[Page text entries]
* * * * *

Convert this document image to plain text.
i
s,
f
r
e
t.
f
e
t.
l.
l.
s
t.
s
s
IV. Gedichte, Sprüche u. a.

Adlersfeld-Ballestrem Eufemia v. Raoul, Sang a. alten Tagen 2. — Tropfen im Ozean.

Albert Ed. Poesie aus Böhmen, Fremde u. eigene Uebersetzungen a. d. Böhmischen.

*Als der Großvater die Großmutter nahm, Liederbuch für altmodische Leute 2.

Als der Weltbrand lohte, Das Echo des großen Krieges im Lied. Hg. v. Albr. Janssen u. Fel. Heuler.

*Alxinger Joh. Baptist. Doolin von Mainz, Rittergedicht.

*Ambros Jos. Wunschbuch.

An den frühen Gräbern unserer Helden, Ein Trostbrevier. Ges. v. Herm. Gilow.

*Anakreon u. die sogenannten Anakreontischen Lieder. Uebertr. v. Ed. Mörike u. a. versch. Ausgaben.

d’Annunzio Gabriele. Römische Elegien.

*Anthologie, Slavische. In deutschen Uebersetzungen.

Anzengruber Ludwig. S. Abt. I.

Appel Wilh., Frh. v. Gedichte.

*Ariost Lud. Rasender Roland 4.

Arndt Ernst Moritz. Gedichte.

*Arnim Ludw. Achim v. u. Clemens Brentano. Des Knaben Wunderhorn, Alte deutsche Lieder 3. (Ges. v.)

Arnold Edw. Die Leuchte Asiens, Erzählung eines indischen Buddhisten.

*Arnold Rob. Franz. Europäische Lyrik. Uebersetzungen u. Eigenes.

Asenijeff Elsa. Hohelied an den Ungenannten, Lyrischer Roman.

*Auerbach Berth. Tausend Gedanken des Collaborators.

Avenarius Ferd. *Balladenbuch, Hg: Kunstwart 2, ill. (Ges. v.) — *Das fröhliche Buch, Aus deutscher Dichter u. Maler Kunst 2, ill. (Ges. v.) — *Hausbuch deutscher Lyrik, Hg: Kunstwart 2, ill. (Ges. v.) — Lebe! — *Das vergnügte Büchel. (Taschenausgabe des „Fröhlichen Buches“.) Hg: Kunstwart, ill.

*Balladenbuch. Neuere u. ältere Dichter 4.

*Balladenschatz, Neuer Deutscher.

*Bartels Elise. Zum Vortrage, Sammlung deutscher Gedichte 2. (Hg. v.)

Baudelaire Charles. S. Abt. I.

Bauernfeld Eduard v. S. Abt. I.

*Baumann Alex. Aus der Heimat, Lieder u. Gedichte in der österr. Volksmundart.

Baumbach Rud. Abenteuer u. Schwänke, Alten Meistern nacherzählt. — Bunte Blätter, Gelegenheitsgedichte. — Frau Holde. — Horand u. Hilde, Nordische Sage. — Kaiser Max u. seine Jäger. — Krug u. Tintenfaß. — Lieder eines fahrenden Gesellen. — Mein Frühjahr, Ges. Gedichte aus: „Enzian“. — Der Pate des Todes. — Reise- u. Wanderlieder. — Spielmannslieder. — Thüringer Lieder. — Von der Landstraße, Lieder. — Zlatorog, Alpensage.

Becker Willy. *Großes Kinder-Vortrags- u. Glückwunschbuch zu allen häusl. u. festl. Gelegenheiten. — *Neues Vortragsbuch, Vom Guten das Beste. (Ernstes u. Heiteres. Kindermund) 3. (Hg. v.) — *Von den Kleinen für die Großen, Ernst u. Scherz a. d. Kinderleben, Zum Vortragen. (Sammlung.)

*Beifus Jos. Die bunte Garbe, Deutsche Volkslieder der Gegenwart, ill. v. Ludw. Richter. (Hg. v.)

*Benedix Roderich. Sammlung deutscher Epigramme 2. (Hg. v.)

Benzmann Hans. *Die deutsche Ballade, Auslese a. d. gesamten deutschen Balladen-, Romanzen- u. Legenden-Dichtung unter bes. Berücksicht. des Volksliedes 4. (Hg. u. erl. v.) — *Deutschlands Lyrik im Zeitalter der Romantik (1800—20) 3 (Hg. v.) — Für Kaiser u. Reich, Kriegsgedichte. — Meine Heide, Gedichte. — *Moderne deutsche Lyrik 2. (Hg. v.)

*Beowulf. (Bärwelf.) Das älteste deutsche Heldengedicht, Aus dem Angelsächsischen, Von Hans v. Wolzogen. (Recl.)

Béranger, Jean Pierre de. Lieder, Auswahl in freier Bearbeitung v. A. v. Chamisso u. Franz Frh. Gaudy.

* * * * *

• _REQUIREMENT_: List every line above containing the word "Balladenbuch".

• _EXERCISE OUTPUT_:
Avenarius Ferd. *Balladenbuch, Hg: Kunstwart 2, ill. (Ges. v.) — *Das fröhliche Buch, Aus deutscher Dichter u. Maler Kunst 2, ill. (Ges. v.) — *Hausbuch deutscher Lyrik, Hg: Kunstwart 2, ill. (Ges. v.) — Lebe! — *Das vergnügte Büchel. (Taschenausgabe des „Fröhlichen Buches“.) Hg: Kunstwart, ill.
*Balladenbuch. Neuere u. ältere Dichter 4.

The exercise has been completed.